[start INFORMATION PROVIDED]

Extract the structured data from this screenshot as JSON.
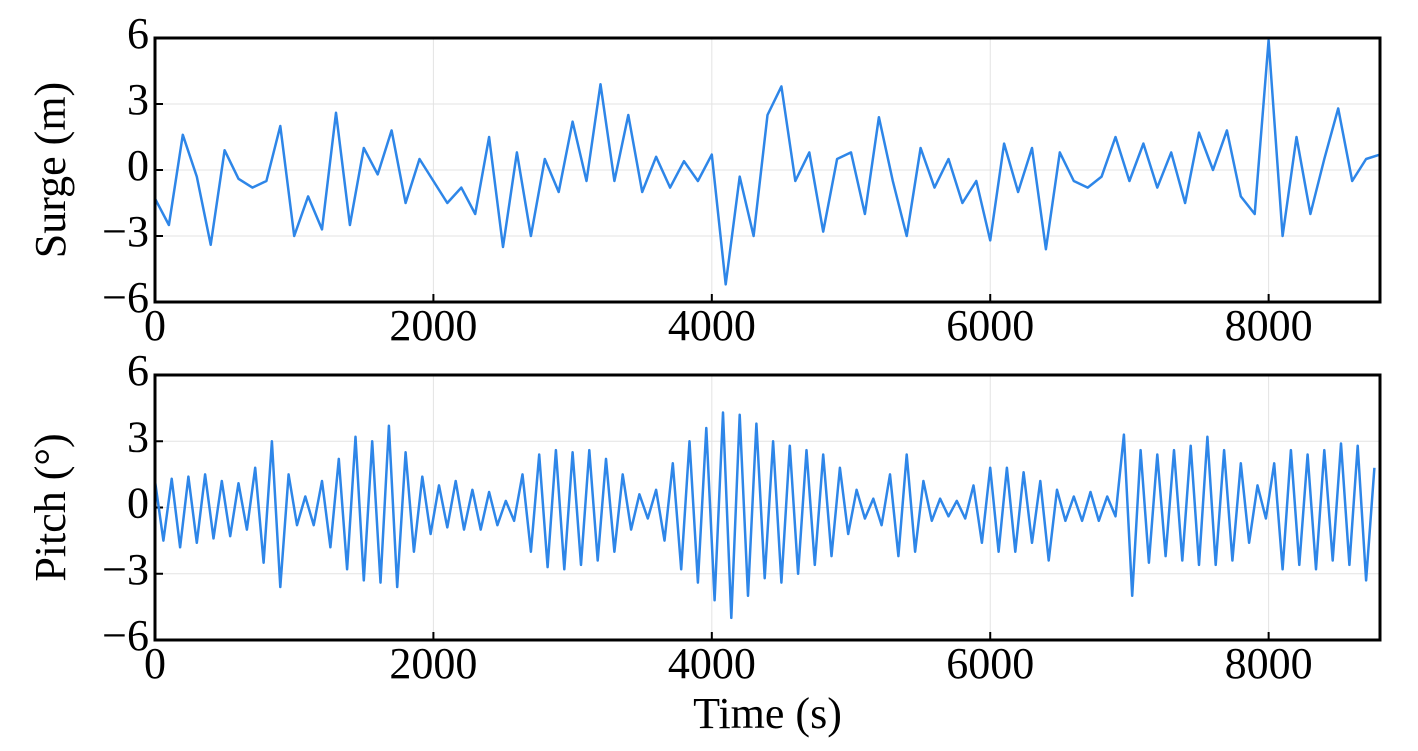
{
  "chart_data": [
    {
      "type": "line",
      "ylabel": "Surge (m)",
      "color": "#2e86e8",
      "grid": true,
      "xlim": [
        0,
        8800
      ],
      "xticks": [
        0,
        2000,
        4000,
        6000,
        8000
      ],
      "ylim": [
        -6,
        6
      ],
      "yticks": [
        {
          "value": -6,
          "label": "−6"
        },
        {
          "value": -3,
          "label": "−3"
        },
        0,
        3,
        6
      ],
      "x": [
        0,
        100,
        200,
        300,
        400,
        500,
        600,
        700,
        800,
        900,
        1000,
        1100,
        1200,
        1300,
        1400,
        1500,
        1600,
        1700,
        1800,
        1900,
        2000,
        2100,
        2200,
        2300,
        2400,
        2500,
        2600,
        2700,
        2800,
        2900,
        3000,
        3100,
        3200,
        3300,
        3400,
        3500,
        3600,
        3700,
        3800,
        3900,
        4000,
        4100,
        4200,
        4300,
        4400,
        4500,
        4600,
        4700,
        4800,
        4900,
        5000,
        5100,
        5200,
        5300,
        5400,
        5500,
        5600,
        5700,
        5800,
        5900,
        6000,
        6100,
        6200,
        6300,
        6400,
        6500,
        6600,
        6700,
        6800,
        6900,
        7000,
        7100,
        7200,
        7300,
        7400,
        7500,
        7600,
        7700,
        7800,
        7900,
        8000,
        8100,
        8200,
        8300,
        8400,
        8500,
        8600,
        8700,
        8800
      ],
      "values": [
        -1.3,
        -2.5,
        1.6,
        -0.3,
        -3.4,
        0.9,
        -0.4,
        -0.8,
        -0.5,
        2.0,
        -3.0,
        -1.2,
        -2.7,
        2.6,
        -2.5,
        1.0,
        -0.2,
        1.8,
        -1.5,
        0.5,
        -0.5,
        -1.5,
        -0.8,
        -2.0,
        1.5,
        -3.5,
        0.8,
        -3.0,
        0.5,
        -1.0,
        2.2,
        -0.5,
        3.9,
        -0.5,
        2.5,
        -1.0,
        0.6,
        -0.8,
        0.4,
        -0.5,
        0.7,
        -5.2,
        -0.3,
        -3.0,
        2.5,
        3.8,
        -0.5,
        0.8,
        -2.8,
        0.5,
        0.8,
        -2.0,
        2.4,
        -0.5,
        -3.0,
        1.0,
        -0.8,
        0.5,
        -1.5,
        -0.5,
        -3.2,
        1.2,
        -1.0,
        1.0,
        -3.6,
        0.8,
        -0.5,
        -0.8,
        -0.3,
        1.5,
        -0.5,
        1.2,
        -0.8,
        0.8,
        -1.5,
        1.7,
        0.0,
        1.8,
        -1.2,
        -2.0,
        5.9,
        -3.0,
        1.5,
        -2.0,
        0.5,
        2.8,
        -0.5,
        0.5,
        0.7
      ]
    },
    {
      "type": "line",
      "ylabel": "Pitch (°)",
      "xlabel": "Time (s)",
      "color": "#2e86e8",
      "grid": true,
      "xlim": [
        0,
        8800
      ],
      "xticks": [
        0,
        2000,
        4000,
        6000,
        8000
      ],
      "ylim": [
        -6,
        6
      ],
      "yticks": [
        {
          "value": -6,
          "label": "−6"
        },
        {
          "value": -3,
          "label": "−3"
        },
        0,
        3,
        6
      ],
      "x": [
        0,
        60,
        120,
        180,
        240,
        300,
        360,
        420,
        480,
        540,
        600,
        660,
        720,
        780,
        840,
        900,
        960,
        1020,
        1080,
        1140,
        1200,
        1260,
        1320,
        1380,
        1440,
        1500,
        1560,
        1620,
        1680,
        1740,
        1800,
        1860,
        1920,
        1980,
        2040,
        2100,
        2160,
        2220,
        2280,
        2340,
        2400,
        2460,
        2520,
        2580,
        2640,
        2700,
        2760,
        2820,
        2880,
        2940,
        3000,
        3060,
        3120,
        3180,
        3240,
        3300,
        3360,
        3420,
        3480,
        3540,
        3600,
        3660,
        3720,
        3780,
        3840,
        3900,
        3960,
        4020,
        4080,
        4140,
        4200,
        4260,
        4320,
        4380,
        4440,
        4500,
        4560,
        4620,
        4680,
        4740,
        4800,
        4860,
        4920,
        4980,
        5040,
        5100,
        5160,
        5220,
        5280,
        5340,
        5400,
        5460,
        5520,
        5580,
        5640,
        5700,
        5760,
        5820,
        5880,
        5940,
        6000,
        6060,
        6120,
        6180,
        6240,
        6300,
        6360,
        6420,
        6480,
        6540,
        6600,
        6660,
        6720,
        6780,
        6840,
        6900,
        6960,
        7020,
        7080,
        7140,
        7200,
        7260,
        7320,
        7380,
        7440,
        7500,
        7560,
        7620,
        7680,
        7740,
        7800,
        7860,
        7920,
        7980,
        8040,
        8100,
        8160,
        8220,
        8280,
        8340,
        8400,
        8460,
        8520,
        8580,
        8640,
        8700,
        8760
      ],
      "values": [
        1.2,
        -1.5,
        1.3,
        -1.8,
        1.4,
        -1.6,
        1.5,
        -1.4,
        1.2,
        -1.3,
        1.1,
        -1.0,
        1.8,
        -2.5,
        3.0,
        -3.6,
        1.5,
        -0.8,
        0.5,
        -0.8,
        1.2,
        -1.8,
        2.2,
        -2.8,
        3.2,
        -3.3,
        3.0,
        -3.4,
        3.7,
        -3.6,
        2.5,
        -2.0,
        1.4,
        -1.2,
        1.0,
        -0.9,
        1.2,
        -1.0,
        0.8,
        -1.0,
        0.7,
        -0.8,
        0.3,
        -0.6,
        1.5,
        -2.0,
        2.4,
        -2.7,
        2.6,
        -2.8,
        2.5,
        -2.6,
        2.6,
        -2.4,
        2.2,
        -2.0,
        1.5,
        -1.0,
        0.6,
        -0.5,
        0.8,
        -1.5,
        2.0,
        -2.8,
        3.0,
        -3.4,
        3.6,
        -4.2,
        4.3,
        -5.0,
        4.2,
        -4.0,
        3.8,
        -3.2,
        3.0,
        -3.4,
        2.8,
        -3.0,
        2.6,
        -2.6,
        2.4,
        -2.2,
        1.8,
        -1.2,
        0.8,
        -0.5,
        0.4,
        -0.8,
        1.5,
        -2.2,
        2.4,
        -2.0,
        1.2,
        -0.6,
        0.4,
        -0.4,
        0.3,
        -0.5,
        1.0,
        -1.6,
        1.8,
        -2.0,
        1.8,
        -2.0,
        1.6,
        -1.6,
        1.2,
        -2.4,
        0.8,
        -0.6,
        0.5,
        -0.6,
        0.7,
        -0.6,
        0.5,
        -0.4,
        3.3,
        -4.0,
        2.6,
        -2.5,
        2.4,
        -2.2,
        2.6,
        -2.4,
        2.8,
        -2.6,
        3.2,
        -2.6,
        2.6,
        -2.4,
        2.0,
        -1.6,
        1.0,
        -0.5,
        2.0,
        -2.8,
        2.6,
        -2.6,
        2.4,
        -2.8,
        2.6,
        -2.4,
        2.9,
        -2.6,
        2.8,
        -3.3,
        1.8
      ]
    }
  ]
}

[end INFORMATION PROVIDED]

EXERCISE INSTRUCTIONS> Retype the entries word for word. Omit any images.

OUTPUT OF THE EXERCISE>
Extract the structured data from this screenshot as JSON.
{
  "chart_data": [
    {
      "type": "line",
      "ylabel": "Surge (m)",
      "color": "#2e86e8",
      "grid": true,
      "xlim": [
        0,
        8800
      ],
      "xticks": [
        0,
        2000,
        4000,
        6000,
        8000
      ],
      "ylim": [
        -6,
        6
      ],
      "yticks": [
        {
          "value": -6,
          "label": "−6"
        },
        {
          "value": -3,
          "label": "−3"
        },
        0,
        3,
        6
      ],
      "x": [
        0,
        100,
        200,
        300,
        400,
        500,
        600,
        700,
        800,
        900,
        1000,
        1100,
        1200,
        1300,
        1400,
        1500,
        1600,
        1700,
        1800,
        1900,
        2000,
        2100,
        2200,
        2300,
        2400,
        2500,
        2600,
        2700,
        2800,
        2900,
        3000,
        3100,
        3200,
        3300,
        3400,
        3500,
        3600,
        3700,
        3800,
        3900,
        4000,
        4100,
        4200,
        4300,
        4400,
        4500,
        4600,
        4700,
        4800,
        4900,
        5000,
        5100,
        5200,
        5300,
        5400,
        5500,
        5600,
        5700,
        5800,
        5900,
        6000,
        6100,
        6200,
        6300,
        6400,
        6500,
        6600,
        6700,
        6800,
        6900,
        7000,
        7100,
        7200,
        7300,
        7400,
        7500,
        7600,
        7700,
        7800,
        7900,
        8000,
        8100,
        8200,
        8300,
        8400,
        8500,
        8600,
        8700,
        8800
      ],
      "values": [
        -1.3,
        -2.5,
        1.6,
        -0.3,
        -3.4,
        0.9,
        -0.4,
        -0.8,
        -0.5,
        2.0,
        -3.0,
        -1.2,
        -2.7,
        2.6,
        -2.5,
        1.0,
        -0.2,
        1.8,
        -1.5,
        0.5,
        -0.5,
        -1.5,
        -0.8,
        -2.0,
        1.5,
        -3.5,
        0.8,
        -3.0,
        0.5,
        -1.0,
        2.2,
        -0.5,
        3.9,
        -0.5,
        2.5,
        -1.0,
        0.6,
        -0.8,
        0.4,
        -0.5,
        0.7,
        -5.2,
        -0.3,
        -3.0,
        2.5,
        3.8,
        -0.5,
        0.8,
        -2.8,
        0.5,
        0.8,
        -2.0,
        2.4,
        -0.5,
        -3.0,
        1.0,
        -0.8,
        0.5,
        -1.5,
        -0.5,
        -3.2,
        1.2,
        -1.0,
        1.0,
        -3.6,
        0.8,
        -0.5,
        -0.8,
        -0.3,
        1.5,
        -0.5,
        1.2,
        -0.8,
        0.8,
        -1.5,
        1.7,
        0.0,
        1.8,
        -1.2,
        -2.0,
        5.9,
        -3.0,
        1.5,
        -2.0,
        0.5,
        2.8,
        -0.5,
        0.5,
        0.7
      ]
    },
    {
      "type": "line",
      "ylabel": "Pitch (°)",
      "xlabel": "Time (s)",
      "color": "#2e86e8",
      "grid": true,
      "xlim": [
        0,
        8800
      ],
      "xticks": [
        0,
        2000,
        4000,
        6000,
        8000
      ],
      "ylim": [
        -6,
        6
      ],
      "yticks": [
        {
          "value": -6,
          "label": "−6"
        },
        {
          "value": -3,
          "label": "−3"
        },
        0,
        3,
        6
      ],
      "x": [
        0,
        60,
        120,
        180,
        240,
        300,
        360,
        420,
        480,
        540,
        600,
        660,
        720,
        780,
        840,
        900,
        960,
        1020,
        1080,
        1140,
        1200,
        1260,
        1320,
        1380,
        1440,
        1500,
        1560,
        1620,
        1680,
        1740,
        1800,
        1860,
        1920,
        1980,
        2040,
        2100,
        2160,
        2220,
        2280,
        2340,
        2400,
        2460,
        2520,
        2580,
        2640,
        2700,
        2760,
        2820,
        2880,
        2940,
        3000,
        3060,
        3120,
        3180,
        3240,
        3300,
        3360,
        3420,
        3480,
        3540,
        3600,
        3660,
        3720,
        3780,
        3840,
        3900,
        3960,
        4020,
        4080,
        4140,
        4200,
        4260,
        4320,
        4380,
        4440,
        4500,
        4560,
        4620,
        4680,
        4740,
        4800,
        4860,
        4920,
        4980,
        5040,
        5100,
        5160,
        5220,
        5280,
        5340,
        5400,
        5460,
        5520,
        5580,
        5640,
        5700,
        5760,
        5820,
        5880,
        5940,
        6000,
        6060,
        6120,
        6180,
        6240,
        6300,
        6360,
        6420,
        6480,
        6540,
        6600,
        6660,
        6720,
        6780,
        6840,
        6900,
        6960,
        7020,
        7080,
        7140,
        7200,
        7260,
        7320,
        7380,
        7440,
        7500,
        7560,
        7620,
        7680,
        7740,
        7800,
        7860,
        7920,
        7980,
        8040,
        8100,
        8160,
        8220,
        8280,
        8340,
        8400,
        8460,
        8520,
        8580,
        8640,
        8700,
        8760
      ],
      "values": [
        1.2,
        -1.5,
        1.3,
        -1.8,
        1.4,
        -1.6,
        1.5,
        -1.4,
        1.2,
        -1.3,
        1.1,
        -1.0,
        1.8,
        -2.5,
        3.0,
        -3.6,
        1.5,
        -0.8,
        0.5,
        -0.8,
        1.2,
        -1.8,
        2.2,
        -2.8,
        3.2,
        -3.3,
        3.0,
        -3.4,
        3.7,
        -3.6,
        2.5,
        -2.0,
        1.4,
        -1.2,
        1.0,
        -0.9,
        1.2,
        -1.0,
        0.8,
        -1.0,
        0.7,
        -0.8,
        0.3,
        -0.6,
        1.5,
        -2.0,
        2.4,
        -2.7,
        2.6,
        -2.8,
        2.5,
        -2.6,
        2.6,
        -2.4,
        2.2,
        -2.0,
        1.5,
        -1.0,
        0.6,
        -0.5,
        0.8,
        -1.5,
        2.0,
        -2.8,
        3.0,
        -3.4,
        3.6,
        -4.2,
        4.3,
        -5.0,
        4.2,
        -4.0,
        3.8,
        -3.2,
        3.0,
        -3.4,
        2.8,
        -3.0,
        2.6,
        -2.6,
        2.4,
        -2.2,
        1.8,
        -1.2,
        0.8,
        -0.5,
        0.4,
        -0.8,
        1.5,
        -2.2,
        2.4,
        -2.0,
        1.2,
        -0.6,
        0.4,
        -0.4,
        0.3,
        -0.5,
        1.0,
        -1.6,
        1.8,
        -2.0,
        1.8,
        -2.0,
        1.6,
        -1.6,
        1.2,
        -2.4,
        0.8,
        -0.6,
        0.5,
        -0.6,
        0.7,
        -0.6,
        0.5,
        -0.4,
        3.3,
        -4.0,
        2.6,
        -2.5,
        2.4,
        -2.2,
        2.6,
        -2.4,
        2.8,
        -2.6,
        3.2,
        -2.6,
        2.6,
        -2.4,
        2.0,
        -1.6,
        1.0,
        -0.5,
        2.0,
        -2.8,
        2.6,
        -2.6,
        2.4,
        -2.8,
        2.6,
        -2.4,
        2.9,
        -2.6,
        2.8,
        -3.3,
        1.8
      ]
    }
  ]
}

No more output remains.